(Dataset listings of figures)

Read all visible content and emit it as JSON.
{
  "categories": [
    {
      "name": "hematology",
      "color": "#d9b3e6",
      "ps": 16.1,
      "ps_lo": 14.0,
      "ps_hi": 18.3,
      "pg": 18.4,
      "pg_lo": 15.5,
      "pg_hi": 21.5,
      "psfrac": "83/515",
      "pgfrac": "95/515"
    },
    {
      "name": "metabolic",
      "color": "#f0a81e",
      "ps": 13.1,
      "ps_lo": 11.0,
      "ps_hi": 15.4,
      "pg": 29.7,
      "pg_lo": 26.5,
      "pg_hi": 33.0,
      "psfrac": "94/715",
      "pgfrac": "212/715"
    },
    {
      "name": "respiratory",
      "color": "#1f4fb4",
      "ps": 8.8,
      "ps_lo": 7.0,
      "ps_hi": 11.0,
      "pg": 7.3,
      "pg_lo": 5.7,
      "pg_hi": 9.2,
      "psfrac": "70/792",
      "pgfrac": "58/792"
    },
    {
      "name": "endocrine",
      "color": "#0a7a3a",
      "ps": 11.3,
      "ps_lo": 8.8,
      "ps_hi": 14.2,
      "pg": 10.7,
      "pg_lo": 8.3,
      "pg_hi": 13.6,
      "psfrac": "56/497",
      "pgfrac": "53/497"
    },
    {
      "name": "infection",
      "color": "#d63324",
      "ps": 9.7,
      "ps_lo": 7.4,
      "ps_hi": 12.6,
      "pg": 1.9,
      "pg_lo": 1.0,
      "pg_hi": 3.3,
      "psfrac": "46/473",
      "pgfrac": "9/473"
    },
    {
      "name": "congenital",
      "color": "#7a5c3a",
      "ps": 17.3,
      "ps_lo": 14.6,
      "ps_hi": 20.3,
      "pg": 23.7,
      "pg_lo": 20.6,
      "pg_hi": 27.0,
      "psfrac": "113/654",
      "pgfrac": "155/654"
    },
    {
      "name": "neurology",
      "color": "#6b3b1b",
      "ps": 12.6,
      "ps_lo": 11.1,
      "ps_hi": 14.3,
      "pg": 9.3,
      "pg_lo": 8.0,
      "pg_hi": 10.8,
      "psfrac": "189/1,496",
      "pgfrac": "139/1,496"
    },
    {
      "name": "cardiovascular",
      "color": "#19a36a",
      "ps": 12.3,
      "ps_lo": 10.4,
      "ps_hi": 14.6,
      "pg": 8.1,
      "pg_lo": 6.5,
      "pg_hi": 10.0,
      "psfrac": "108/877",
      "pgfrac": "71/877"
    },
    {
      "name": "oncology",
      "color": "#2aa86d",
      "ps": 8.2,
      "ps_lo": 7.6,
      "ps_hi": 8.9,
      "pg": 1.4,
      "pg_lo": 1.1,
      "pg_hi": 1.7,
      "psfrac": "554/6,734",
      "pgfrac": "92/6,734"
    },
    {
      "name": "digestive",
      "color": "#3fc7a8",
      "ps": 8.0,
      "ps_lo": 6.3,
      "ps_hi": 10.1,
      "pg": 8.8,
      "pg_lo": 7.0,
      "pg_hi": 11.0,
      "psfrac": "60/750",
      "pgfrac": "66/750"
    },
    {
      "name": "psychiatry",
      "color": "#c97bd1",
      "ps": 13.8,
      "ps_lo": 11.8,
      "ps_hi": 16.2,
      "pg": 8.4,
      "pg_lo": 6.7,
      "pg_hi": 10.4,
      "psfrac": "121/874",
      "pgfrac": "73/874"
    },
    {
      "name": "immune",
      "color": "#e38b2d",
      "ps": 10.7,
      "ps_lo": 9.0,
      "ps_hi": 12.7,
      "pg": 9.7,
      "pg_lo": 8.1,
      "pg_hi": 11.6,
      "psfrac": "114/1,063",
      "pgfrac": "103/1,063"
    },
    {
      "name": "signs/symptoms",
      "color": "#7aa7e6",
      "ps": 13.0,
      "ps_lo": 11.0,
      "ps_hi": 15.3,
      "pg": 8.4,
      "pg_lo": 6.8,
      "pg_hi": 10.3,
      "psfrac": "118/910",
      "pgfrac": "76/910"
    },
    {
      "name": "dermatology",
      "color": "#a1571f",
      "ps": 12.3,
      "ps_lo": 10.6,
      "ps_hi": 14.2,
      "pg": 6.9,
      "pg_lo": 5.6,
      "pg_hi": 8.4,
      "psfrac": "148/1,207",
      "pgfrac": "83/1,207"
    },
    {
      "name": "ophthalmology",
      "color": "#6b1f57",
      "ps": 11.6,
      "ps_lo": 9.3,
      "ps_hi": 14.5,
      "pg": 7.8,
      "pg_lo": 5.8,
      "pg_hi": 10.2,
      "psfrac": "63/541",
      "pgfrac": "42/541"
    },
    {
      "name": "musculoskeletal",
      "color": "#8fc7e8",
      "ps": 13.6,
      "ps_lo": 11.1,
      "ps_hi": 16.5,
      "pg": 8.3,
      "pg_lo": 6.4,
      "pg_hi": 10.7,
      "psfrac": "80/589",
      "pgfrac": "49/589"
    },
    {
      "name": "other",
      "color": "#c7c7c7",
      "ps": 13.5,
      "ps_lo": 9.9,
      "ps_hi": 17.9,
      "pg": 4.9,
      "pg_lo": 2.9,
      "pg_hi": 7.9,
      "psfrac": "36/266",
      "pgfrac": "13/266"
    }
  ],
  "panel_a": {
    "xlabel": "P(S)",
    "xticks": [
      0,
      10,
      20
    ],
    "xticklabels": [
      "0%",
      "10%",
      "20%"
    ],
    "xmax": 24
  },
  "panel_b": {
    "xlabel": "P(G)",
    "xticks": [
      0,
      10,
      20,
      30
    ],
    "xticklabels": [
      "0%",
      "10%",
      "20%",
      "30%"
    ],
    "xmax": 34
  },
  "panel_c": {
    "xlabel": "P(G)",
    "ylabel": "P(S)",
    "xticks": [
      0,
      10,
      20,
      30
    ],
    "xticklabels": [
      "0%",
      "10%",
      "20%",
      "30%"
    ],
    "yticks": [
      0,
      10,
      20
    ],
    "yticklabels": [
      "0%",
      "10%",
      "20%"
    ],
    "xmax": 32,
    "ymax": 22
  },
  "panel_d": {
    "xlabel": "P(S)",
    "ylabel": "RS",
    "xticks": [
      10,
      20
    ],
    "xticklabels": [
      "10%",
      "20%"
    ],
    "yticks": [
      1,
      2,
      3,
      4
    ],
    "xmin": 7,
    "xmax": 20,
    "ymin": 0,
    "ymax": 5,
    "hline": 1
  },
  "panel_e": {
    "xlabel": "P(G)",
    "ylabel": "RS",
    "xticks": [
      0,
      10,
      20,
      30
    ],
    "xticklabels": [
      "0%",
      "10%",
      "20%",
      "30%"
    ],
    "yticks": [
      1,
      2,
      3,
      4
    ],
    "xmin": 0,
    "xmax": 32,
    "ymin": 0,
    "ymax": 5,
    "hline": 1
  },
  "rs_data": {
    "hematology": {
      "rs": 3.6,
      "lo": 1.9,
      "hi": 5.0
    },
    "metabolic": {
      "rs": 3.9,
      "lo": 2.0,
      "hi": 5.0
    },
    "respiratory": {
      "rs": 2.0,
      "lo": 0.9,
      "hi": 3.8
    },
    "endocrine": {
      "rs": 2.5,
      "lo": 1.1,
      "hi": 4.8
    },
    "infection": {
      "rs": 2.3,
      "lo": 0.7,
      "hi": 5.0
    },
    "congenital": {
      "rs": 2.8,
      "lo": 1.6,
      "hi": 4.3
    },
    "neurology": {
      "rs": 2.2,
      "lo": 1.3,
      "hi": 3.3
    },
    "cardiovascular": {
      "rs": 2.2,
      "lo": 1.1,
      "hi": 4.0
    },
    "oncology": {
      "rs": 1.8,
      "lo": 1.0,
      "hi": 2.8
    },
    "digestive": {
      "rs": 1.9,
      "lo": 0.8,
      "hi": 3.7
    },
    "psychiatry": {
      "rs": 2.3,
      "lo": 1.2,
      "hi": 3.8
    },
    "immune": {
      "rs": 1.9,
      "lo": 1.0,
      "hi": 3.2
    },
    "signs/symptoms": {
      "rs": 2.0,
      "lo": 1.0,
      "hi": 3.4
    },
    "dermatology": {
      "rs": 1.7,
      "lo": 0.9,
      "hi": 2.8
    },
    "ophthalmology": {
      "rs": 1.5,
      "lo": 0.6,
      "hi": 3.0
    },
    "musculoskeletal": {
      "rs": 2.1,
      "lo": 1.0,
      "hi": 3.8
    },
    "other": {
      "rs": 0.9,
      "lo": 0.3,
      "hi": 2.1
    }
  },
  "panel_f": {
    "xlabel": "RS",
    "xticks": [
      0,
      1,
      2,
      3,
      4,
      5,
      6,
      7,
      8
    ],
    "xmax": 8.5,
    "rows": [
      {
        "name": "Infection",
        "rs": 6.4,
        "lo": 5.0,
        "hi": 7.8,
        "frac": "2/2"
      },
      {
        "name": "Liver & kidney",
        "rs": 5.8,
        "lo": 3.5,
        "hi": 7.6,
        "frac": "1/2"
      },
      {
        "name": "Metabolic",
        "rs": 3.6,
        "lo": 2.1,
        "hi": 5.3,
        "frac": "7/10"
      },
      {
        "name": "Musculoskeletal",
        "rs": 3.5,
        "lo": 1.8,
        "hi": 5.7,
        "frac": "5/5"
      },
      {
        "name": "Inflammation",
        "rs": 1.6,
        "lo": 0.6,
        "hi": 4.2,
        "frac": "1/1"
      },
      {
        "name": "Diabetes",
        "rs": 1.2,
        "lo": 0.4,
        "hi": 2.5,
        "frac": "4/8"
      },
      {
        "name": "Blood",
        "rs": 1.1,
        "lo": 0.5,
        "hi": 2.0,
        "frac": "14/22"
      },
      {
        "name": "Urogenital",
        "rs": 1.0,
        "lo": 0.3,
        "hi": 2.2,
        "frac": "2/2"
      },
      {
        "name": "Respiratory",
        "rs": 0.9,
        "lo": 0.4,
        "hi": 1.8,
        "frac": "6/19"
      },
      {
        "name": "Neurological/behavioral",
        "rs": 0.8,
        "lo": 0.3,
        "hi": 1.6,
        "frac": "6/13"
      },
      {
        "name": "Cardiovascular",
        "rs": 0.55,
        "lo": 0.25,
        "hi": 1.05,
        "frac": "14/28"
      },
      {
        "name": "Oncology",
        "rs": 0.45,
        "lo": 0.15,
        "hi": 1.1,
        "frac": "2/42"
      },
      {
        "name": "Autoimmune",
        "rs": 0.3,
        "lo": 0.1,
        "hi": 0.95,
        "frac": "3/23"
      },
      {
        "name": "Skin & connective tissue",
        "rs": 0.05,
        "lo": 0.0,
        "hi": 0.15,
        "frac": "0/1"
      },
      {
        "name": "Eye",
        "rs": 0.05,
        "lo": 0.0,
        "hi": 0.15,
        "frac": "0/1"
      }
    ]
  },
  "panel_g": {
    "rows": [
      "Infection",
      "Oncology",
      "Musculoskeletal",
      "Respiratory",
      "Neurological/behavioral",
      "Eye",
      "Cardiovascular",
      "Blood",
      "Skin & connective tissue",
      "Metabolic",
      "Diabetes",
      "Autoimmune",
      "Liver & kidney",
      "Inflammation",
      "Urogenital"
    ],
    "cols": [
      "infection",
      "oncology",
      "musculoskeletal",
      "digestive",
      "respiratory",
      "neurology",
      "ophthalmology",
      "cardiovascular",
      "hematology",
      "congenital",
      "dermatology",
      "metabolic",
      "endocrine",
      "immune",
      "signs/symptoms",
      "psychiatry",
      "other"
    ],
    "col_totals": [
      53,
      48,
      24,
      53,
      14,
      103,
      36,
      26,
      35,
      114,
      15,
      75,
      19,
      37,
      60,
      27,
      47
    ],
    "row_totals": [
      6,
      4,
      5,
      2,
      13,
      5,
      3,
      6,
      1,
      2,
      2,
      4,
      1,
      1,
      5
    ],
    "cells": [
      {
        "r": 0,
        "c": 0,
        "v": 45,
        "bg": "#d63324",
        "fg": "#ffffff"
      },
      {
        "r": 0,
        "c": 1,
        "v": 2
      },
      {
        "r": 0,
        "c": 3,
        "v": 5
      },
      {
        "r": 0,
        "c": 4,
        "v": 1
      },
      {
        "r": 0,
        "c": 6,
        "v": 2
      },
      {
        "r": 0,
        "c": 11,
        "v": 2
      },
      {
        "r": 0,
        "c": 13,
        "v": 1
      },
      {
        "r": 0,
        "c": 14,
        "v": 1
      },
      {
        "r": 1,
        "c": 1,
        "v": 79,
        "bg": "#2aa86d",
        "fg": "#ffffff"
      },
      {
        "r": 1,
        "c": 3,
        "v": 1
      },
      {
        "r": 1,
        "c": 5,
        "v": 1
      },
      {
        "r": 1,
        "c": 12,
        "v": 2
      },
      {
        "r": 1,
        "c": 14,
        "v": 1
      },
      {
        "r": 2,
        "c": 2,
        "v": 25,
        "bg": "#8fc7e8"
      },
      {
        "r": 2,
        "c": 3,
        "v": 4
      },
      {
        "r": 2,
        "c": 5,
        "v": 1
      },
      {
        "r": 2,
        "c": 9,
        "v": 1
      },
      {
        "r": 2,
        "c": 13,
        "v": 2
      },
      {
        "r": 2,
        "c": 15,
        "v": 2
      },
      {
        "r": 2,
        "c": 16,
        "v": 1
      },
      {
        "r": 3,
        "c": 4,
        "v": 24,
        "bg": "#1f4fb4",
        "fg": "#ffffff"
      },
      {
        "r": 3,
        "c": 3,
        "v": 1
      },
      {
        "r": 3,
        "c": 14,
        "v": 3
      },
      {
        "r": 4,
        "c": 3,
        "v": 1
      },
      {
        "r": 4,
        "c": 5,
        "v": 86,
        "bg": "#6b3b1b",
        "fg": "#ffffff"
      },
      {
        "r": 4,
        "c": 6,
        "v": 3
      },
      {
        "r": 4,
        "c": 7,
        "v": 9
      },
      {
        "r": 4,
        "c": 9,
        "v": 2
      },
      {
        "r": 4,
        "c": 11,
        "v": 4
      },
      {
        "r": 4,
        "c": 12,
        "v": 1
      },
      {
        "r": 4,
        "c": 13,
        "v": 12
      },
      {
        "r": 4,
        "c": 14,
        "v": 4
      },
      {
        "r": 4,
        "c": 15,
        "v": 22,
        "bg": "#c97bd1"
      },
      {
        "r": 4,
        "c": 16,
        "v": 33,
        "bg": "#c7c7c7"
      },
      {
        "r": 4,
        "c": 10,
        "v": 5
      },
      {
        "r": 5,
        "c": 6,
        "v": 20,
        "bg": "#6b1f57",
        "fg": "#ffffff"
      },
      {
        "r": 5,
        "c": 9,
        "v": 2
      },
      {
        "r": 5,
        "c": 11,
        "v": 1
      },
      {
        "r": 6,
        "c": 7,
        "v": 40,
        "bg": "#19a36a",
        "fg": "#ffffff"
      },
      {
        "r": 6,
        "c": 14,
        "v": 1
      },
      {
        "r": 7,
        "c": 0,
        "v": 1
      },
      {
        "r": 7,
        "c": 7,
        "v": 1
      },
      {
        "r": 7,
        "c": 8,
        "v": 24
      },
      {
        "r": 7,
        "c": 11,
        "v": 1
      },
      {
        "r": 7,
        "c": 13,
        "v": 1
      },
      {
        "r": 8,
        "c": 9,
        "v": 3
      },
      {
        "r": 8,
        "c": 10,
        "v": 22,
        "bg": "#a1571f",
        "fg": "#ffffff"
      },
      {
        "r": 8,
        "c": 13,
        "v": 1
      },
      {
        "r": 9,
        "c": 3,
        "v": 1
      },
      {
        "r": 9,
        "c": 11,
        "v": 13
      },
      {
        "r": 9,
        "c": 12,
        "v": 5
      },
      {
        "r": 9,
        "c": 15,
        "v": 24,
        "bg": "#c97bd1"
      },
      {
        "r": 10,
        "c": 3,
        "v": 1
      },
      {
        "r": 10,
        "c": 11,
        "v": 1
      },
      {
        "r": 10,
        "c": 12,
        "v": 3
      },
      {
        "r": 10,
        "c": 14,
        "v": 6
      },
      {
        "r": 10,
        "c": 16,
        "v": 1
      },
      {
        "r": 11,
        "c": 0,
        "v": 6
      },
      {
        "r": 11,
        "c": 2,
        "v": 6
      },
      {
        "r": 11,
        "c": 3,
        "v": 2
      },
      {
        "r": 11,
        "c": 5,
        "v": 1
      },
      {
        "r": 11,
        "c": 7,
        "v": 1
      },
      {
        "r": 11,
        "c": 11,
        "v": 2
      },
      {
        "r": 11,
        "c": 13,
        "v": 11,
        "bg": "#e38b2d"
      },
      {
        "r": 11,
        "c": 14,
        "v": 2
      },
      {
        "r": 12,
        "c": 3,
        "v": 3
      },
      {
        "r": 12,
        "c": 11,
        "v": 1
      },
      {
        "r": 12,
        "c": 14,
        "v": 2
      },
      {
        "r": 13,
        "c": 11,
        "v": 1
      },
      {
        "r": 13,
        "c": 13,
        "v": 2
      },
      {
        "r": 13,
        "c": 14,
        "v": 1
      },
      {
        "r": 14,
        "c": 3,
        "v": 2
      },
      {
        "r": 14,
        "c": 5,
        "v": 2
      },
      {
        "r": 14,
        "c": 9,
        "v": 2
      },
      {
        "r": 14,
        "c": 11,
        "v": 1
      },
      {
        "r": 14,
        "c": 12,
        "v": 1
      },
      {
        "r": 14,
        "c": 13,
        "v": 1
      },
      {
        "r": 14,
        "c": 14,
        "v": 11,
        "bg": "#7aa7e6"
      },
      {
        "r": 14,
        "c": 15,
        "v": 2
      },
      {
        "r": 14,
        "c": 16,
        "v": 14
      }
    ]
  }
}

**Your objective:** Search the entries for the word "hematology" and copy every line that has it.

**Full solution:**
      "name": "hematology",
    "hematology": {
      "hematology",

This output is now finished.